WRITTEN INSTRUCTION: Reproduce the records below in full and without edits, omitting images.

***** GIVEN RECORDS *****

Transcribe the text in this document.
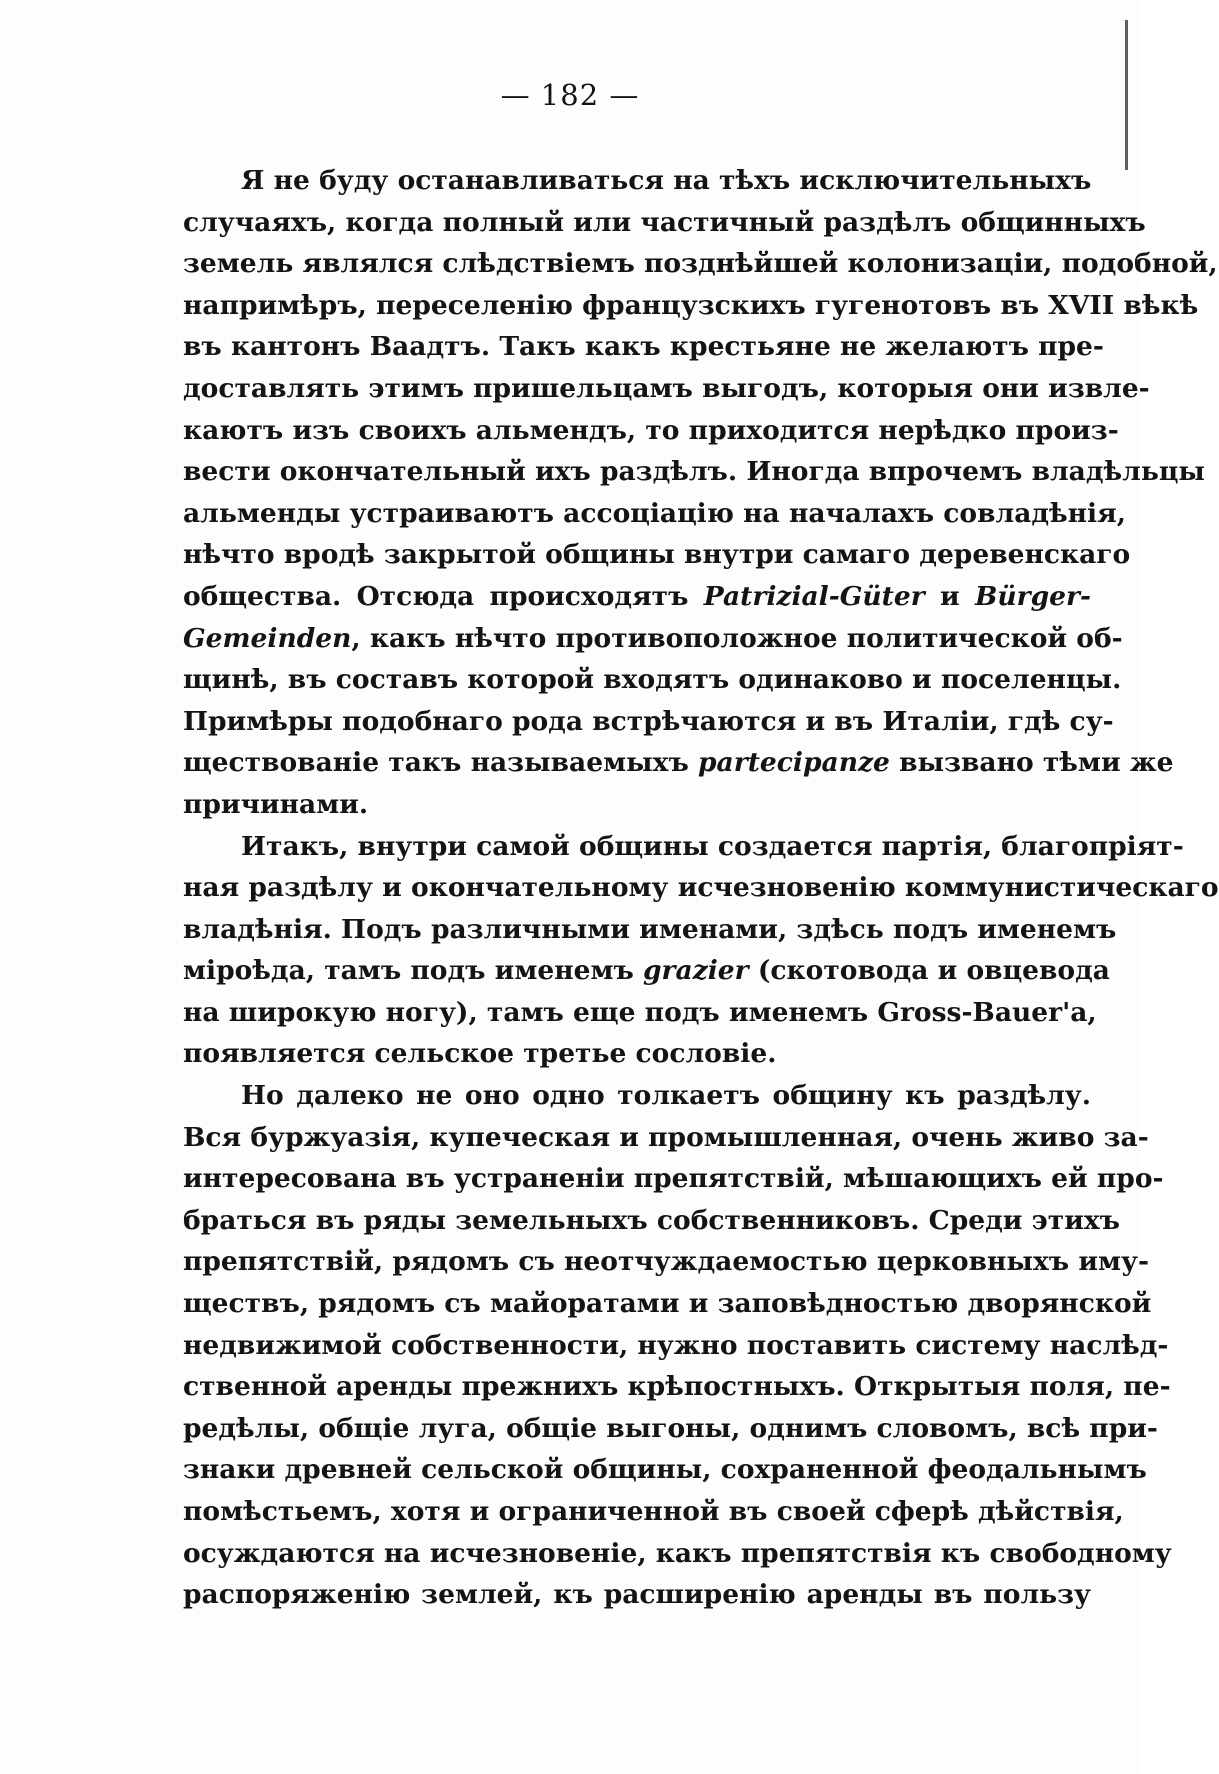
— 182 —
Я не буду останавливаться на тѣхъ исключительныхъ
случаяхъ, когда полный или частичный раздѣлъ общинныхъ
земель являлся слѣдствіемъ позднѣйшей колонизаціи, подобной,
напримѣръ, переселенію французскихъ гугенотовъ въ XVII вѣкѣ
въ кантонъ Ваадтъ. Такъ какъ крестьяне не желаютъ пре-
доставлять этимъ пришельцамъ выгодъ, которыя они извле-
каютъ изъ своихъ альмендъ, то приходится нерѣдко произ-
вести окончательный ихъ раздѣлъ. Иногда впрочемъ владѣльцы
альменды устраиваютъ ассоціацію на началахъ совладѣнія,
нѣчто вродѣ закрытой общины внутри самаго деревенскаго
общества. Отсюда происходятъ Patrizial-Güter и Bürger-
Gemeinden, какъ нѣчто противоположное политической об-
щинѣ, въ составъ которой входятъ одинаково и поселенцы.
Примѣры подобнаго рода встрѣчаются и въ Италіи, гдѣ су-
ществованіе такъ называемыхъ partecipanze вызвано тѣми же
причинами.
Итакъ, внутри самой общины создается партія, благопріят-
ная раздѣлу и окончательному исчезновенію коммунистическаго
владѣнія. Подъ различными именами, здѣсь подъ именемъ
міроѣда, тамъ подъ именемъ grazier (скотовода и овцевода
на широкую ногу), тамъ еще подъ именемъ Gross-Bauer'а,
появляется сельское третье сословіе.
Но далеко не оно одно толкаетъ общину къ раздѣлу.
Вся буржуазія, купеческая и промышленная, очень живо за-
интересована въ устраненіи препятствій, мѣшающихъ ей про-
браться въ ряды земельныхъ собственниковъ. Среди этихъ
препятствій, рядомъ съ неотчуждаемостью церковныхъ иму-
ществъ, рядомъ съ майоратами и заповѣдностью дворянской
недвижимой собственности, нужно поставить систему наслѣд-
ственной аренды прежнихъ крѣпостныхъ. Открытыя поля, пе-
редѣлы, общіе луга, общіе выгоны, однимъ словомъ, всѣ при-
знаки древней сельской общины, сохраненной феодальнымъ
помѣстьемъ, хотя и ограниченной въ своей сферѣ дѣйствія,
осуждаются на исчезновеніе, какъ препятствія къ свободному
распоряженію землей, къ расширенію аренды въ пользу
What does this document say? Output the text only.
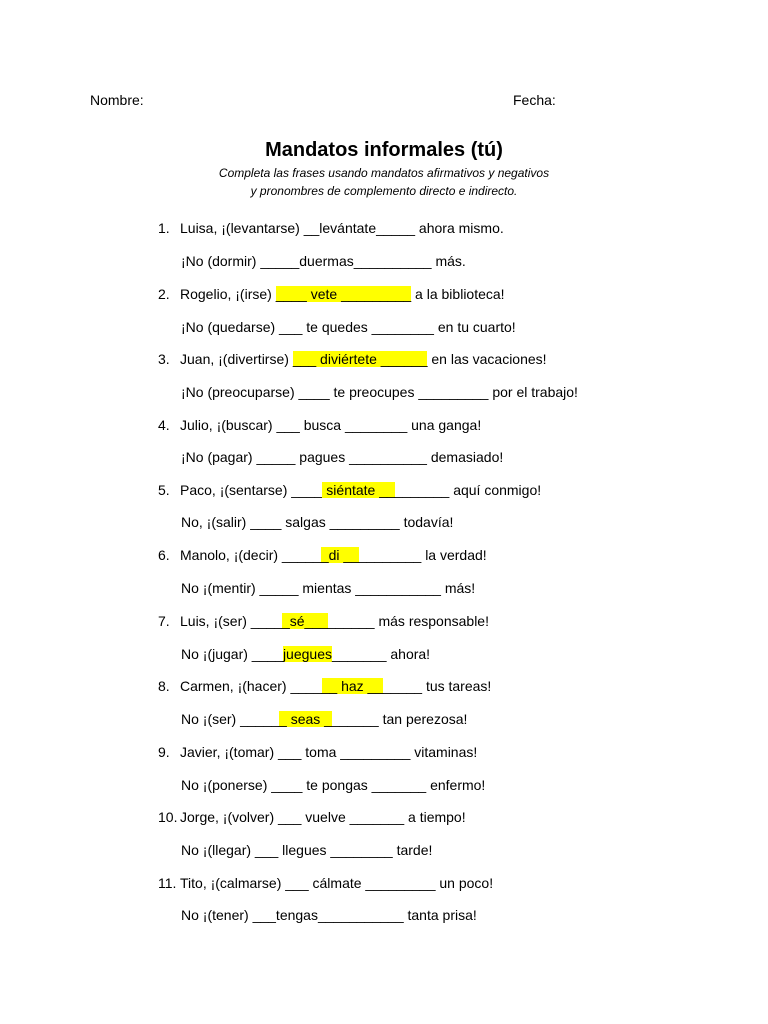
Nombre:	Fecha:
Mandatos informales (tú)
Completa las frases usando mandatos afirmativos y negativos
y pronombres de complemento directo e indirecto.
1. Luisa, ¡(levantarse) __levántate_____ ahora mismo.
¡No (dormir) _____duermas__________ más.
2. Rogelio, ¡(irse) ____ vete _________ a la biblioteca!
¡No (quedarse) ___ te quedes ________ en tu cuarto!
3. Juan, ¡(divertirse) ___ diviértete ______ en las vacaciones!
¡No (preocuparse) ____ te preocupes _________ por el trabajo!
4. Julio, ¡(buscar) ___ busca ________ una ganga!
¡No (pagar) _____ pagues __________ demasiado!
5. Paco, ¡(sentarse) ____ siéntate _________ aquí conmigo!
No, ¡(salir) ____ salgas _________ todavía!
6. Manolo, ¡(decir) ______di __________ la verdad!
No ¡(mentir) _____ mientas ___________ más!
7. Luis, ¡(ser) _____sé_________ más responsable!
No ¡(jugar) ____juegues_______ ahora!
8. Carmen, ¡(hacer) ______ haz _______ tus tareas!
No ¡(ser) ______ seas _______ tan perezosa!
9. Javier, ¡(tomar) ___ toma _________ vitaminas!
No ¡(ponerse) ____ te pongas _______ enfermo!
10. Jorge, ¡(volver) ___ vuelve _______ a tiempo!
No ¡(llegar) ___ llegues ________ tarde!
11. Tito, ¡(calmarse) ___ cálmate _________ un poco!
No ¡(tener) ___tengas___________ tanta prisa!
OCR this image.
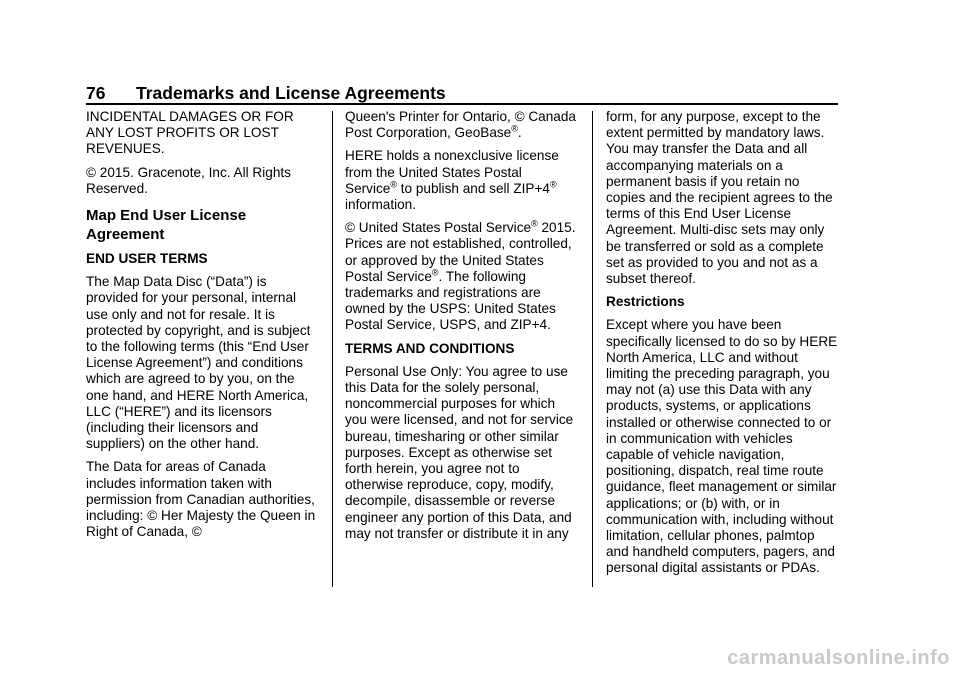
76 Trademarks and License Agreements

INCIDENTAL DAMAGES OR FOR ANY LOST PROFITS OR LOST REVENUES.

© 2015. Gracenote, Inc. All Rights Reserved.

Map End User License Agreement
END USER TERMS

The Map Data Disc (“Data”) is provided for your personal, internal use only and not for resale. It is protected by copyright, and is subject to the following terms (this “End User License Agreement”) and conditions which are agreed to by you, on the one hand, and HERE North America, LLC (“HERE”) and its licensors (including their licensors and suppliers) on the other hand.

The Data for areas of Canada includes information taken with permission from Canadian authorities, including: © Her Majesty the Queen in Right of Canada, ©

Queen's Printer for Ontario, © Canada Post Corporation, GeoBase®.

HERE holds a nonexclusive license from the United States Postal Service® to publish and sell ZIP+4® information.

© United States Postal Service® 2015. Prices are not established, controlled, or approved by the United States Postal Service®. The following trademarks and registrations are owned by the USPS: United States Postal Service, USPS, and ZIP+4.

TERMS AND CONDITIONS

Personal Use Only: You agree to use this Data for the solely personal, noncommercial purposes for which you were licensed, and not for service bureau, timesharing or other similar purposes. Except as otherwise set forth herein, you agree not to otherwise reproduce, copy, modify, decompile, disassemble or reverse engineer any portion of this Data, and may not transfer or distribute it in any

form, for any purpose, except to the extent permitted by mandatory laws. You may transfer the Data and all accompanying materials on a permanent basis if you retain no copies and the recipient agrees to the terms of this End User License Agreement. Multi-disc sets may only be transferred or sold as a complete set as provided to you and not as a subset thereof.

Restrictions

Except where you have been specifically licensed to do so by HERE North America, LLC and without limiting the preceding paragraph, you may not (a) use this Data with any products, systems, or applications installed or otherwise connected to or in communication with vehicles capable of vehicle navigation, positioning, dispatch, real time route guidance, fleet management or similar applications; or (b) with, or in communication with, including without limitation, cellular phones, palmtop and handheld computers, pagers, and personal digital assistants or PDAs.

carmanualsonline.info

*****

TASK SOLUTION:
Transcribe the text in this document.
— 182 —
Я не буду останавливаться на тѣхъ исключительныхъ
случаяхъ, когда полный или частичный раздѣлъ общинныхъ
земель являлся слѣдствіемъ позднѣйшей колонизаціи, подобной,
напримѣръ, переселенію французскихъ гугенотовъ въ XVII вѣкѣ
въ кантонъ Ваадтъ. Такъ какъ крестьяне не желаютъ пре-
доставлять этимъ пришельцамъ выгодъ, которыя они извле-
каютъ изъ своихъ альмендъ, то приходится нерѣдко произ-
вести окончательный ихъ раздѣлъ. Иногда впрочемъ владѣльцы
альменды устраиваютъ ассоціацію на началахъ совладѣнія,
нѣчто вродѣ закрытой общины внутри самаго деревенскаго
общества. Отсюда происходятъ Patrizial-Güter и Bürger-
Gemeinden, какъ нѣчто противоположное политической об-
щинѣ, въ составъ которой входятъ одинаково и поселенцы.
Примѣры подобнаго рода встрѣчаются и въ Италіи, гдѣ су-
ществованіе такъ называемыхъ partecipanze вызвано тѣми же
причинами.
Итакъ, внутри самой общины создается партія, благопріят-
ная раздѣлу и окончательному исчезновенію коммунистическаго
владѣнія. Подъ различными именами, здѣсь подъ именемъ
міроѣда, тамъ подъ именемъ grazier (скотовода и овцевода
на широкую ногу), тамъ еще подъ именемъ Gross-Bauer'а,
появляется сельское третье сословіе.
Но далеко не оно одно толкаетъ общину къ раздѣлу.
Вся буржуазія, купеческая и промышленная, очень живо за-
интересована въ устраненіи препятствій, мѣшающихъ ей про-
браться въ ряды земельныхъ собственниковъ. Среди этихъ
препятствій, рядомъ съ неотчуждаемостью церковныхъ иму-
ществъ, рядомъ съ майоратами и заповѣдностью дворянской
недвижимой собственности, нужно поставить систему наслѣд-
ственной аренды прежнихъ крѣпостныхъ. Открытыя поля, пе-
редѣлы, общіе луга, общіе выгоны, однимъ словомъ, всѣ при-
знаки древней сельской общины, сохраненной феодальнымъ
помѣстьемъ, хотя и ограниченной въ своей сферѣ дѣйствія,
осуждаются на исчезновеніе, какъ препятствія къ свободному
распоряженію землей, къ расширенію аренды въ пользу
What does this document say? Output the text only.
Nombre:	Fecha:
Mandatos informales (tú)
Completa las frases usando mandatos afirmativos y negativos
y pronombres de complemento directo e indirecto.
1. Luisa, ¡(levantarse) __levántate_____ ahora mismo.
¡No (dormir) _____duermas__________ más.
2. Rogelio, ¡(irse) ____ vete _________ a la biblioteca!
¡No (quedarse) ___ te quedes ________ en tu cuarto!
3. Juan, ¡(divertirse) ___ diviértete ______ en las vacaciones!
¡No (preocuparse) ____ te preocupes _________ por el trabajo!
4. Julio, ¡(buscar) ___ busca ________ una ganga!
¡No (pagar) _____ pagues __________ demasiado!
5. Paco, ¡(sentarse) ____ siéntate _________ aquí conmigo!
No, ¡(salir) ____ salgas _________ todavía!
6. Manolo, ¡(decir) ______di __________ la verdad!
No ¡(mentir) _____ mientas ___________ más!
7. Luis, ¡(ser) _____sé_________ más responsable!
No ¡(jugar) ____juegues_______ ahora!
8. Carmen, ¡(hacer) ______ haz _______ tus tareas!
No ¡(ser) ______ seas _______ tan perezosa!
9. Javier, ¡(tomar) ___ toma _________ vitaminas!
No ¡(ponerse) ____ te pongas _______ enfermo!
10. Jorge, ¡(volver) ___ vuelve _______ a tiempo!
No ¡(llegar) ___ llegues ________ tarde!
11. Tito, ¡(calmarse) ___ cálmate _________ un poco!
No ¡(tener) ___tengas___________ tanta prisa!
OCR this image.
76 Trademarks and License Agreements

INCIDENTAL DAMAGES OR FOR ANY LOST PROFITS OR LOST REVENUES.

© 2015. Gracenote, Inc. All Rights Reserved.

Map End User License Agreement
END USER TERMS

The Map Data Disc (“Data”) is provided for your personal, internal use only and not for resale. It is protected by copyright, and is subject to the following terms (this “End User License Agreement”) and conditions which are agreed to by you, on the one hand, and HERE North America, LLC (“HERE”) and its licensors (including their licensors and suppliers) on the other hand.

The Data for areas of Canada includes information taken with permission from Canadian authorities, including: © Her Majesty the Queen in Right of Canada, ©

Queen's Printer for Ontario, © Canada Post Corporation, GeoBase®.

HERE holds a nonexclusive license from the United States Postal Service® to publish and sell ZIP+4® information.

© United States Postal Service® 2015. Prices are not established, controlled, or approved by the United States Postal Service®. The following trademarks and registrations are owned by the USPS: United States Postal Service, USPS, and ZIP+4.

TERMS AND CONDITIONS

Personal Use Only: You agree to use this Data for the solely personal, noncommercial purposes for which you were licensed, and not for service bureau, timesharing or other similar purposes. Except as otherwise set forth herein, you agree not to otherwise reproduce, copy, modify, decompile, disassemble or reverse engineer any portion of this Data, and may not transfer or distribute it in any

form, for any purpose, except to the extent permitted by mandatory laws. You may transfer the Data and all accompanying materials on a permanent basis if you retain no copies and the recipient agrees to the terms of this End User License Agreement. Multi-disc sets may only be transferred or sold as a complete set as provided to you and not as a subset thereof.

Restrictions

Except where you have been specifically licensed to do so by HERE North America, LLC and without limiting the preceding paragraph, you may not (a) use this Data with any products, systems, or applications installed or otherwise connected to or in communication with vehicles capable of vehicle navigation, positioning, dispatch, real time route guidance, fleet management or similar applications; or (b) with, or in communication with, including without limitation, cellular phones, palmtop and handheld computers, pagers, and personal digital assistants or PDAs.

carmanualsonline.info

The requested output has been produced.